* **Tasks**
#1 Repeat word for word the part of the MythTV backend post that opens with the words containing "I was considering" and closes with "(like an airplane)".
#2 Carry on the MythTV backend post from the point where it stops, before the material.

[mythtv-users] Opinion on a P4 Backend // HDD Throughput

Jeff Holicky myth.myth_user at myth.sent.com
Thu Mar 6 04:56:11 UTC 2008


Thanks to all for your feedback - seems I am okay with my setup
and will give it a go.

Next is trying to price out a few FE's - for SD playback and
also, when it is time, to buy some more robust FEs for later HD
playback.
On the splitting of drives - I fully understand where you are all
going with that. I am developer and use Progress (transactional
database/language) [now called Open Edge]. All transactions are
written to the BI (before image) which then writes to the DB and
then the BI records are committed. Works great if the system is
shutdown or crashes since any partial transactions uncommitted
will be backed out automatically upon restart; client disconnect
etc.
Where I am going is that in a perfect world we would have a small
10GB HDD for the O/S; 5GB for logging; 10GB for the "BI" file and
then multiple drives for each "area" (part of the total DB).
Sadly the direction is bigger and bigger making such methods not
cost effective. SSD's (solid state) have issues with the number
of times being written to the same spot - logs would definitely
be an issue. I have read there are improvements to spread the
writes across different spots but that only works so much.
I was considering an SSD for the FE's - to cut down on heat and
noise - but even assuming there is little done by Myth with FEs
(writing out) there still are logs from the O/S. CD is a thought
(hate hate hate optics) but the concern is that it is a crap
shoot whether you get a drive that makes noise (like an airplane)

* **Material supplied**

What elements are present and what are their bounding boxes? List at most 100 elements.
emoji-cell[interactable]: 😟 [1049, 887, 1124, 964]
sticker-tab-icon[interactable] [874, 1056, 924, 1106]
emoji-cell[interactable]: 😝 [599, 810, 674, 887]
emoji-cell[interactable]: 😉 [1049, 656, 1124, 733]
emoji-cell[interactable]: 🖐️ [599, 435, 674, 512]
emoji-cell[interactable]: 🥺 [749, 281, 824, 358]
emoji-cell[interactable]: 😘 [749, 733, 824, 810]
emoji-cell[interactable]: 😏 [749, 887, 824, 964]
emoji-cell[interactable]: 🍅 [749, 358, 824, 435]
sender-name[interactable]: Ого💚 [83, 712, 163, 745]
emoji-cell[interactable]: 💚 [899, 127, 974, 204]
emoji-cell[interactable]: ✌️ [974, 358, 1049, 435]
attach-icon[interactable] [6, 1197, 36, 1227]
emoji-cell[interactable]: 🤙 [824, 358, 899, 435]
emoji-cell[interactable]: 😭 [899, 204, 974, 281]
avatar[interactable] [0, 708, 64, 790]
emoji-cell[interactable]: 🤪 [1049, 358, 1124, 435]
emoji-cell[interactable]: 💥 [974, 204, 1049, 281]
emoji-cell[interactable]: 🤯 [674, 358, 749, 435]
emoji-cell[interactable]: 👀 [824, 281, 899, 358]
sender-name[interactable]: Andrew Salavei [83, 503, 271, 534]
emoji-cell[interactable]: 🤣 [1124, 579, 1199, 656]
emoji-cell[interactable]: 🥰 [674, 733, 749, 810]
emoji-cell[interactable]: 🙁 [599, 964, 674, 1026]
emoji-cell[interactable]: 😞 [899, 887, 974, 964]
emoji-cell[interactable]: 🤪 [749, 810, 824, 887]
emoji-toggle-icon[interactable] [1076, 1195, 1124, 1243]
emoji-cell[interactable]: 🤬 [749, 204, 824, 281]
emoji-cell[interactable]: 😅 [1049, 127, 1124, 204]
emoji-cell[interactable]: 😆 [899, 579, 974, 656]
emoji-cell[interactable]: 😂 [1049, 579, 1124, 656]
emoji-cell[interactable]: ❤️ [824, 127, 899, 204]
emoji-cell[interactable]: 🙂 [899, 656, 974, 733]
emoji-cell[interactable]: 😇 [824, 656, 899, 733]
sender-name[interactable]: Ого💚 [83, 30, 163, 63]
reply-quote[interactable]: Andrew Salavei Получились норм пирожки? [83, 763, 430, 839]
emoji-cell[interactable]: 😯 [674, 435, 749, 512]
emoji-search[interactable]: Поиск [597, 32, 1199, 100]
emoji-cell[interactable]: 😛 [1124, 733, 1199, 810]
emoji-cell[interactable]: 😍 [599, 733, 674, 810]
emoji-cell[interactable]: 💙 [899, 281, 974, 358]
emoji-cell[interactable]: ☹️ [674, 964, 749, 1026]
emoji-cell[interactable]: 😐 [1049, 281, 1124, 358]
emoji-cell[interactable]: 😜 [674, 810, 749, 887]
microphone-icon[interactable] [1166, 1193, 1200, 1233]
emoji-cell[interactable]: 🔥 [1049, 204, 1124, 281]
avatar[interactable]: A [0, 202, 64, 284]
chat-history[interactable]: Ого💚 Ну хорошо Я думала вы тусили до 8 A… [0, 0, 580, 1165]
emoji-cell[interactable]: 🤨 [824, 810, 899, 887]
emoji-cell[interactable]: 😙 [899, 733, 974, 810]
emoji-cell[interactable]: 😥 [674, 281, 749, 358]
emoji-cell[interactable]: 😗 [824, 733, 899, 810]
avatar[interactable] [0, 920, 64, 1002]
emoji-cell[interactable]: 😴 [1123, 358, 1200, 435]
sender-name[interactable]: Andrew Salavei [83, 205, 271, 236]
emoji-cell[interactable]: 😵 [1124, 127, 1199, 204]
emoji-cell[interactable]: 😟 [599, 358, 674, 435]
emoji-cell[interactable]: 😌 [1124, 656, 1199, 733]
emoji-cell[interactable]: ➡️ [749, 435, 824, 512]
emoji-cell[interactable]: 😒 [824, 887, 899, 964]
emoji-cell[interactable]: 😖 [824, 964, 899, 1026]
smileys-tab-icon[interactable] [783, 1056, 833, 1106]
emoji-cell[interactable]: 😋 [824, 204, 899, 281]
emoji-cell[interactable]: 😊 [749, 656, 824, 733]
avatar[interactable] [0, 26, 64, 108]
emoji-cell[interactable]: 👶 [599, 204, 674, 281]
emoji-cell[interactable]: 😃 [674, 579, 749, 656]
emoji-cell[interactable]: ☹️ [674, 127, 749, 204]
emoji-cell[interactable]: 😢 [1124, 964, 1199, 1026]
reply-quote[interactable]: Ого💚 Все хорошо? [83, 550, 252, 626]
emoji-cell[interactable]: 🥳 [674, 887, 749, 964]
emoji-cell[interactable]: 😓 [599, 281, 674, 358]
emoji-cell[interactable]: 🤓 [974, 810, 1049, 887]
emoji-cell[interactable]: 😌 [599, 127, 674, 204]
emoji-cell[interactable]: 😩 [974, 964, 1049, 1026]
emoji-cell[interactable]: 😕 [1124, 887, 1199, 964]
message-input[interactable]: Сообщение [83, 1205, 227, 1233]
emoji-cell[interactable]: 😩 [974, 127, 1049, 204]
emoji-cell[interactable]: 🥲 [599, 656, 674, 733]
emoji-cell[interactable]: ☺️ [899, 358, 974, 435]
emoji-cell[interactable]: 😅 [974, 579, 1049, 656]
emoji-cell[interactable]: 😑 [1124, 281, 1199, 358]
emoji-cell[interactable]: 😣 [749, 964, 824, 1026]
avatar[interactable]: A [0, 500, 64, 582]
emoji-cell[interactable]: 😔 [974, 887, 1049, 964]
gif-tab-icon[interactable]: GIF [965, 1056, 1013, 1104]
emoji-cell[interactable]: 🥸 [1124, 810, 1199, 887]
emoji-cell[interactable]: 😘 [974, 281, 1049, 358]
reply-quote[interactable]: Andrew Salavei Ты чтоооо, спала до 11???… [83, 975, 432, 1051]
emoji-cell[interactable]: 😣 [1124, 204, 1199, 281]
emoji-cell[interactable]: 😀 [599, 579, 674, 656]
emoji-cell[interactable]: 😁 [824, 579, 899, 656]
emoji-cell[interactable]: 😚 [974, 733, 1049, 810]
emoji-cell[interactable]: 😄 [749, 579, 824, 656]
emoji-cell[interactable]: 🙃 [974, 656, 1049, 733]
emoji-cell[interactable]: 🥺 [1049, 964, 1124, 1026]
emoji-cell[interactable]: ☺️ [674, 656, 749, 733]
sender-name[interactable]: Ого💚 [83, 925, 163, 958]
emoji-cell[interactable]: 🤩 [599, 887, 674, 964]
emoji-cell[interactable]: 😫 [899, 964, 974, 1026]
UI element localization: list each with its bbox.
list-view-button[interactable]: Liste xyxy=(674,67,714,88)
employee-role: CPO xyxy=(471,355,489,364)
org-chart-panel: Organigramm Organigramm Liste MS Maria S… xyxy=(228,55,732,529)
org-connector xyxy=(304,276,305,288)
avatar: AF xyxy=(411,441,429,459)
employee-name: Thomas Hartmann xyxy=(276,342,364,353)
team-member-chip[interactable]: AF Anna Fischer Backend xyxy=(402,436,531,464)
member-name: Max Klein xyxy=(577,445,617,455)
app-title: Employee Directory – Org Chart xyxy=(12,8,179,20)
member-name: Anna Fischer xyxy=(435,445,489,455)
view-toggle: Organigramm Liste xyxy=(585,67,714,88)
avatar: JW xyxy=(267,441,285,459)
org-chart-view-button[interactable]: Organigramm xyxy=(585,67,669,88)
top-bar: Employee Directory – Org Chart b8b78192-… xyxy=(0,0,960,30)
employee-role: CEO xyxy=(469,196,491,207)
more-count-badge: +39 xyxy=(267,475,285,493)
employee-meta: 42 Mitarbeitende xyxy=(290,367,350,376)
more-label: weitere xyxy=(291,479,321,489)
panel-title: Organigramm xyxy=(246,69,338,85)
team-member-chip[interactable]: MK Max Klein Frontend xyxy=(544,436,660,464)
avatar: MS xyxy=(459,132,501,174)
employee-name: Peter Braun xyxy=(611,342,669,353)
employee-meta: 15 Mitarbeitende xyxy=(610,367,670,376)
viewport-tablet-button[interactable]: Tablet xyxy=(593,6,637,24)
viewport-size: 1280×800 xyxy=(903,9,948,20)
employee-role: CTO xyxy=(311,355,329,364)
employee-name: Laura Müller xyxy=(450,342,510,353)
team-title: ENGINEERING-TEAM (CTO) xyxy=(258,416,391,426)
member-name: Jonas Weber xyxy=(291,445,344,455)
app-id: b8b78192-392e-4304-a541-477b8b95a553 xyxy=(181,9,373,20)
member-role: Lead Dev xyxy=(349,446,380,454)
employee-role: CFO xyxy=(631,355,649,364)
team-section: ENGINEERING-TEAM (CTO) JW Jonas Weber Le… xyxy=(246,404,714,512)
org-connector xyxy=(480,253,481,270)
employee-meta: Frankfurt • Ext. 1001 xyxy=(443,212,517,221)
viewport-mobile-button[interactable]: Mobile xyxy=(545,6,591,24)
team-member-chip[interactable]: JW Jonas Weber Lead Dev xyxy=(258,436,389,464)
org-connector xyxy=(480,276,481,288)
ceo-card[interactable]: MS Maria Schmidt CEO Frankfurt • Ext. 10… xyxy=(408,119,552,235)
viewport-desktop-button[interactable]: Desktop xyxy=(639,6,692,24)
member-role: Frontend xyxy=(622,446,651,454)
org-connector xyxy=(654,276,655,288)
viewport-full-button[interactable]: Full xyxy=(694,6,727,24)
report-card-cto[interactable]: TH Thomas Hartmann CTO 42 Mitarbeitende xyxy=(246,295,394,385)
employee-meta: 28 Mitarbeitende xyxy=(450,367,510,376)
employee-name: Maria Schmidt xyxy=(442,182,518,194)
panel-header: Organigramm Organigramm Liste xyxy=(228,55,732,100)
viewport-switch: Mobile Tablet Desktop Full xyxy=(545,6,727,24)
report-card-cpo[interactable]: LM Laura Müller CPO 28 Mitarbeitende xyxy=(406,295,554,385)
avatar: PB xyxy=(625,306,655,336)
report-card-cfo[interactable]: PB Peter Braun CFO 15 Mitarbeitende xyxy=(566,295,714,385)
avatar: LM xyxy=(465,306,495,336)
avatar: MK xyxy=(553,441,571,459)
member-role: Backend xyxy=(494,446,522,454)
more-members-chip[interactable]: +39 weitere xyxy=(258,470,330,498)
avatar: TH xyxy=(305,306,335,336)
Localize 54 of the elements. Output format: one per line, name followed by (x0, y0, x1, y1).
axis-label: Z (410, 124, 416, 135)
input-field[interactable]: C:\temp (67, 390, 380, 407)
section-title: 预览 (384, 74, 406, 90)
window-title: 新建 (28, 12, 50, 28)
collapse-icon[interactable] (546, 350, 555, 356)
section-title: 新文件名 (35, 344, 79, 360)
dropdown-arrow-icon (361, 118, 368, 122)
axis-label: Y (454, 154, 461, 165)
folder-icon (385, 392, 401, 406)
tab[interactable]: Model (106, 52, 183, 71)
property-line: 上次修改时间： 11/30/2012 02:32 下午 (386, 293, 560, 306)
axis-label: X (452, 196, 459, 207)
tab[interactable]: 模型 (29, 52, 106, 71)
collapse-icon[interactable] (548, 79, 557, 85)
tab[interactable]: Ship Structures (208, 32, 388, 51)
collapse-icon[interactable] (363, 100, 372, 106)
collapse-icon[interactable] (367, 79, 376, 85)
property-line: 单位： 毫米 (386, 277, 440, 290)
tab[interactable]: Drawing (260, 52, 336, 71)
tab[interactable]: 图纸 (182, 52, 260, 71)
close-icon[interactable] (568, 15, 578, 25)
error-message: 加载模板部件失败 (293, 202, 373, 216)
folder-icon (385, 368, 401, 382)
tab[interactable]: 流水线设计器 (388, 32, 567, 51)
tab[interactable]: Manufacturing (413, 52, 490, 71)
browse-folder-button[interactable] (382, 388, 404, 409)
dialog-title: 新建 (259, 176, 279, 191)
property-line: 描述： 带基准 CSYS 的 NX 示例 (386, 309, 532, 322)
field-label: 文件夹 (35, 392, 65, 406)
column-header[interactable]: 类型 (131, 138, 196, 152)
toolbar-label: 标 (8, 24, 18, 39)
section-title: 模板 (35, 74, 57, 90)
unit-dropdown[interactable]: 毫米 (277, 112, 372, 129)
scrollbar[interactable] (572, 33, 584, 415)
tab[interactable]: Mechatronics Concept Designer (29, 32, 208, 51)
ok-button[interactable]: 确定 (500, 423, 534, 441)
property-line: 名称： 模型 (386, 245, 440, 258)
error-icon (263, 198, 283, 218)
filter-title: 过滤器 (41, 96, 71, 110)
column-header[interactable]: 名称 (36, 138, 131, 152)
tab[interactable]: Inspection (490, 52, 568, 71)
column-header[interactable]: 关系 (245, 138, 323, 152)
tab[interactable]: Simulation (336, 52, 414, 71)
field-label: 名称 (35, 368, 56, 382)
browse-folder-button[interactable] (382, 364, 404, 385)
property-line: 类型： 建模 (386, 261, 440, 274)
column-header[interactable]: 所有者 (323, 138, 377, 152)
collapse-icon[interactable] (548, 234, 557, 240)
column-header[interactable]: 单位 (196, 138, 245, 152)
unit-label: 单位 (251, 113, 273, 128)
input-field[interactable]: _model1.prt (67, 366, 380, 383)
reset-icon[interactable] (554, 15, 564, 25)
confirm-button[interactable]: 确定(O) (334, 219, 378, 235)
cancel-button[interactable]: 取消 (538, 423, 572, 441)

* **Results**
#1
I was considering an SSD for the FE's - to cut down on heat and
noise - but even assuming there is little done by Myth with FEs
(writing out) there still are logs from the O/S. CD is a thought
(hate hate hate optics) but the concern is that it is a crap
shoot whether you get a drive that makes noise (like an airplane)

#2
when accessed. HDDs - well back to the point of this email - I
would love a small HDD that is quiet and cool - even a 4800-5400
RPM would be sufficient for booting up. Haven't looked into that
- any thoughts? Cheap too - seeing as they don't have to be more
than say 5GB (something along the lines of the HDDs used by the
iPods perhaps). But then the burn is the size - small = more
money. I guess I can dream - but will still research that.
Q-Assuming one does a LOT of recording (not sure if there are
stats somewhere on this) - about how much disk space should
allocated to the myth database? I figure a 120GB - and divide it
into two - and use the non-OS/log side for archiving. Then have a
bunch of other HDDs for recording.  Are we talking up to 2GB; 5GB
or 10GB for the average DB?  I assume there is some
pruning/purging/compacting/reindexing routines.
Cheers all!
jeff
----- Original message -----
From: "Kevin Kuphal" <kkuphal at gmail.com>
To: "Discussion about mythtv" <mythtv-users at mythtv.org>
Date: Wed, 5 Mar 2008 16:32:51 -0600
Subject: Re: [mythtv-users] Opinion on a P4 Backend // HDD Throughput

On Wed, Mar 5, 2008 at 4:25 PM, Gareth Glaccum
<[1]gareth.glaccum at btopenworld.com> wrote:

----- Original Message -----
From: <[2]greg at nodecam.com>
>On my system (one firewire tuner, one PVR 250) I could cause
problems by
>recording HD, playing back the same HD stream on a delay and
recording SD
>at the same time. As soon as I put in a new disk and separated
recordings
>from database/logging, the problems went away.

  That doesn't really make sense. Logging and database access is
  a minimum in
  the situation you desribed (EIT scanning is about it I think),
  just moving
  the logs and database should have made little difference
  really.
  Ok, if you are running more than just myth, a lot of logging
  and seperate
  database accesses in the background then this would make a
  difference.


Myth writes *alot* of data for the seektables when recording. The
commflag process reads that as well as your playback so when you
start to get a handful of recordings, especially HD where the
bitrates are higher, the database gets hit pretty hard.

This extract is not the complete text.